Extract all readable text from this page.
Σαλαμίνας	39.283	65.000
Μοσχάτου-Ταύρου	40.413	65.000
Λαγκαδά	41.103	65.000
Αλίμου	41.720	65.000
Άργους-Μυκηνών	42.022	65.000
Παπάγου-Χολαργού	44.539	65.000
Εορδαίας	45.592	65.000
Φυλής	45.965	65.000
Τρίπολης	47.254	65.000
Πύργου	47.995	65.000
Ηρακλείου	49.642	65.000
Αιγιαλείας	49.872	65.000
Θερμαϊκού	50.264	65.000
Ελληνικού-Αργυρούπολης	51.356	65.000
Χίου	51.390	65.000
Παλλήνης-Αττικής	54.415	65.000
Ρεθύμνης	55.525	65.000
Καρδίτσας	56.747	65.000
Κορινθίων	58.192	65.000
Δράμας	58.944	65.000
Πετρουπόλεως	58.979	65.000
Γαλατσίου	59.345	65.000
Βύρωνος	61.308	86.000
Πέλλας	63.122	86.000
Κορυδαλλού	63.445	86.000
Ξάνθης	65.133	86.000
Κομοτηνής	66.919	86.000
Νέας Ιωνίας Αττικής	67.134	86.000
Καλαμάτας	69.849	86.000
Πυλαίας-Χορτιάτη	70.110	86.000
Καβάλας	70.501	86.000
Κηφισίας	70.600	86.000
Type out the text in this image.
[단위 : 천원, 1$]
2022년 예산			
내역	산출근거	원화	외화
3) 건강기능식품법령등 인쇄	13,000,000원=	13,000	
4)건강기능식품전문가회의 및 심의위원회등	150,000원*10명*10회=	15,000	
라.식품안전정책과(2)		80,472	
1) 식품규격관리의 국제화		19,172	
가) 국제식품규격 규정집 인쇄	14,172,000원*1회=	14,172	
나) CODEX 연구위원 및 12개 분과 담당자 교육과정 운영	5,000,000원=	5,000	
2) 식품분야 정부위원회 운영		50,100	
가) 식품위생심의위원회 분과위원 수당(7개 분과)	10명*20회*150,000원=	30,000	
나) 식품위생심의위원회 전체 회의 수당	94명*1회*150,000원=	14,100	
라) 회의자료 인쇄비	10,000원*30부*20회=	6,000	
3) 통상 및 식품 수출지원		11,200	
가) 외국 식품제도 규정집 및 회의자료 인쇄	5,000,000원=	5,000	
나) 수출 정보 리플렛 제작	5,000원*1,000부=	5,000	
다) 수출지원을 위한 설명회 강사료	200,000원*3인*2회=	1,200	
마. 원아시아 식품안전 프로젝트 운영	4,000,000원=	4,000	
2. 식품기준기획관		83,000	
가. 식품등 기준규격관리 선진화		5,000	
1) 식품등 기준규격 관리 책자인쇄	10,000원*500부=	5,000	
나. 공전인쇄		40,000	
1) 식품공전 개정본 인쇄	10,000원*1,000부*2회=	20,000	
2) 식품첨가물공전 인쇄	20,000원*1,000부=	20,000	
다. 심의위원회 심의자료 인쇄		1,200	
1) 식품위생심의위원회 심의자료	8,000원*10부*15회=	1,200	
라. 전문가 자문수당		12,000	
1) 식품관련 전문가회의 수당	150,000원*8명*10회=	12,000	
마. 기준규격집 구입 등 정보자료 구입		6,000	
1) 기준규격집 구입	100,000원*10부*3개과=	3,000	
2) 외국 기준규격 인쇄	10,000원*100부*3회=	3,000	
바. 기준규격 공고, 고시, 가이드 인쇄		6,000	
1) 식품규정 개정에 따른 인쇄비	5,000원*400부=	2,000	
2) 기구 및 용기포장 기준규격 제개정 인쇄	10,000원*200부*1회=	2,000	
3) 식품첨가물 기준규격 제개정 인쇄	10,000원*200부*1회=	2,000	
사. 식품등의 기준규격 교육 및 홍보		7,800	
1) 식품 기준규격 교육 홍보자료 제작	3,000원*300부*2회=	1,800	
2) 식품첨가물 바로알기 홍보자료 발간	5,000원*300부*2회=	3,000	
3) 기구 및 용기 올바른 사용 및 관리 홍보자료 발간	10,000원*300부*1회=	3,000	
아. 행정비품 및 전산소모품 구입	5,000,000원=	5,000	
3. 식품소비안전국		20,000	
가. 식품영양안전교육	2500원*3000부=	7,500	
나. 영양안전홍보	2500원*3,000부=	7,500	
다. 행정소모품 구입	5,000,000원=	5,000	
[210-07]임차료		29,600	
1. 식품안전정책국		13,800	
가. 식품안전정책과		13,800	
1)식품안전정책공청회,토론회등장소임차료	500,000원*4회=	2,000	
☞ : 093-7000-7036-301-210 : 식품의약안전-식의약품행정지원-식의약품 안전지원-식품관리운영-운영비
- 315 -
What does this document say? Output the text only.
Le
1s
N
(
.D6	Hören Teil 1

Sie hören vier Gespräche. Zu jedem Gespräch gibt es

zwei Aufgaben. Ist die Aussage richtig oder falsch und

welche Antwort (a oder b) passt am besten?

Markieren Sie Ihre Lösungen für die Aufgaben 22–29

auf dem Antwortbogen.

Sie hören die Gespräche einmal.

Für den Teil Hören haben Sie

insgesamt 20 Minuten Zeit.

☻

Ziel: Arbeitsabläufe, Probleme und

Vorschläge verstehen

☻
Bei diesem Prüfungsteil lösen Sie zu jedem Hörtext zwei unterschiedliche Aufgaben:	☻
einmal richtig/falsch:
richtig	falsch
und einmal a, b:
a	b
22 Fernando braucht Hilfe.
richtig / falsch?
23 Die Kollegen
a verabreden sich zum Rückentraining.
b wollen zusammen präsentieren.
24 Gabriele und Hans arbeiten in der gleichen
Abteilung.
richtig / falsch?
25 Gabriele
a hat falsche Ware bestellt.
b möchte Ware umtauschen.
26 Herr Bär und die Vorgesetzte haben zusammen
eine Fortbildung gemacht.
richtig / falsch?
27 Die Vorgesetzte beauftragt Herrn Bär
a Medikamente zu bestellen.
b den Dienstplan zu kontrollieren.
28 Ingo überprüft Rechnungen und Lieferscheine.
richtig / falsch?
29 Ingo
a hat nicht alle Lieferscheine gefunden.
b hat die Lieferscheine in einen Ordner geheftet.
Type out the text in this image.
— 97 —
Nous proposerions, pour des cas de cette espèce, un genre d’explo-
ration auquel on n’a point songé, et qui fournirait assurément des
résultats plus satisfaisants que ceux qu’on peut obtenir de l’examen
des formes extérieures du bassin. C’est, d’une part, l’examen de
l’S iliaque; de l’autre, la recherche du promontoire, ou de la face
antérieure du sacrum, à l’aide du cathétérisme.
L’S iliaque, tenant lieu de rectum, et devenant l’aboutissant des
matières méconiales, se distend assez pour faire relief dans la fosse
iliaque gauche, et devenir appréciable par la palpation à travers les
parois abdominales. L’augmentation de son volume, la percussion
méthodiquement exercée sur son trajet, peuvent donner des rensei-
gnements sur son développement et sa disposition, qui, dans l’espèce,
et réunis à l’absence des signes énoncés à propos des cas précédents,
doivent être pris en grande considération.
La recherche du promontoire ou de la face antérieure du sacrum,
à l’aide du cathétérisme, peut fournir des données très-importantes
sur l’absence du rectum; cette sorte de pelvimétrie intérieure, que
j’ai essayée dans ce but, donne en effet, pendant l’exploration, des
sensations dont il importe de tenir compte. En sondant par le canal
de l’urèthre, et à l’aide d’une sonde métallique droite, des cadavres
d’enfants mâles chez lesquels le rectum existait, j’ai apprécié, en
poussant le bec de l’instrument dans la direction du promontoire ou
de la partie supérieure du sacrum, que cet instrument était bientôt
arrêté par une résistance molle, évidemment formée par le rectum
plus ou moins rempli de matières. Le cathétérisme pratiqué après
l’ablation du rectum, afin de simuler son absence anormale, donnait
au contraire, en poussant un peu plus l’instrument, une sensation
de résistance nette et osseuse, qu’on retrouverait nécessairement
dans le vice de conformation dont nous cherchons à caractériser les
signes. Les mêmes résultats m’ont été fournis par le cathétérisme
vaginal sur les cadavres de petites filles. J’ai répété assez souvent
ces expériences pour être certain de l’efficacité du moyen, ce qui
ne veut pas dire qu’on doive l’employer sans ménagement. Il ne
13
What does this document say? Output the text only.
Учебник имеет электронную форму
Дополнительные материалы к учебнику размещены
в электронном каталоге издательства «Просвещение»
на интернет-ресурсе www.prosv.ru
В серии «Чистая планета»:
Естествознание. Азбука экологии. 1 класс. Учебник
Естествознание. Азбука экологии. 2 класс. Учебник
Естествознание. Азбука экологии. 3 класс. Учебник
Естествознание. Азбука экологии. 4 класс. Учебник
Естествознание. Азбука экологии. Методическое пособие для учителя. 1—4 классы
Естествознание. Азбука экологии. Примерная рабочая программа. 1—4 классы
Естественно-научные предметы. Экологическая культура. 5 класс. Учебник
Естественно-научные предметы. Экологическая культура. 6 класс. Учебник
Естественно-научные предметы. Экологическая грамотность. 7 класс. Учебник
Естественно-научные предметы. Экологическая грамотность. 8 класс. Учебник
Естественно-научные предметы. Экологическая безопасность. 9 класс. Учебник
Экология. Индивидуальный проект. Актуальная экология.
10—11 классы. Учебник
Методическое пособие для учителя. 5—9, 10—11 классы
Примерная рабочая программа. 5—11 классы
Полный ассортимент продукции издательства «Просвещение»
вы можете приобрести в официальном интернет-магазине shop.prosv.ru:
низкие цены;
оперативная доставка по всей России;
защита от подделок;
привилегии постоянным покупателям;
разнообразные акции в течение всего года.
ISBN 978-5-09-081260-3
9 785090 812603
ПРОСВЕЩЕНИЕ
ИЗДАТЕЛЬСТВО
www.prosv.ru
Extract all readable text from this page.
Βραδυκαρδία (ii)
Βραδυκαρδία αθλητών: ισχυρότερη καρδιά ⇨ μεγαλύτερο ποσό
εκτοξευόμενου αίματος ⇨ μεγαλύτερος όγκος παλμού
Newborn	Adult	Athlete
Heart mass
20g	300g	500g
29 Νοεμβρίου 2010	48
• • •
> What is required: Copy every line from the records above that contains the word "être".

> Worked solution:
doivent être pris en grande considération.
ces expériences pour être certain de l’efficacité du moyen, ce qui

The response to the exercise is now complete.